Copy out the records precisely, omitting pictures.

[Data to use start]

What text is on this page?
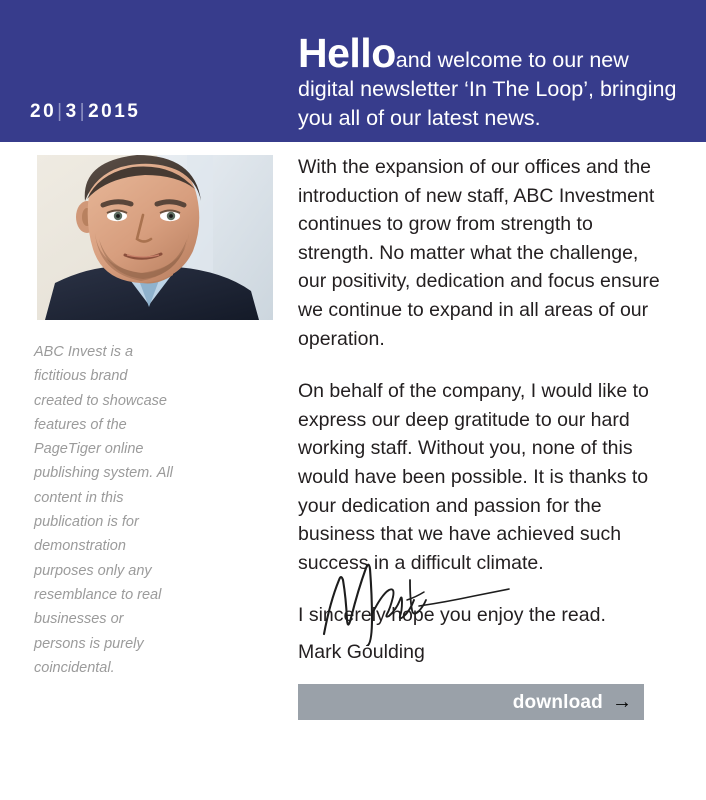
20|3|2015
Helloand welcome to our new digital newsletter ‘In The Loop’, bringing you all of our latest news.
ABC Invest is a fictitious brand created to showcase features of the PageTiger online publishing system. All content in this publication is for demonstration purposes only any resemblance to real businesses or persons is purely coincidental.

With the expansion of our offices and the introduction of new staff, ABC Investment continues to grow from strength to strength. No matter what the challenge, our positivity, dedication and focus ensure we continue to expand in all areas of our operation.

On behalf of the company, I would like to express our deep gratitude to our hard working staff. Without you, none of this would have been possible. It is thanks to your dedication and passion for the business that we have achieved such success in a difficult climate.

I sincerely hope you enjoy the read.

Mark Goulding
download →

[Data to use end]

_Worked solution:_
What text is on this page?
20|3|2015
Helloand welcome to our new digital newsletter ‘In The Loop’, bringing you all of our latest news.
ABC Invest is a fictitious brand created to showcase features of the PageTiger online publishing system. All content in this publication is for demonstration purposes only any resemblance to real businesses or persons is purely coincidental.

With the expansion of our offices and the introduction of new staff, ABC Investment continues to grow from strength to strength. No matter what the challenge, our positivity, dedication and focus ensure we continue to expand in all areas of our operation.

On behalf of the company, I would like to express our deep gratitude to our hard working staff. Without you, none of this would have been possible. It is thanks to your dedication and passion for the business that we have achieved such success in a difficult climate.

I sincerely hope you enjoy the read.

Mark Goulding
download →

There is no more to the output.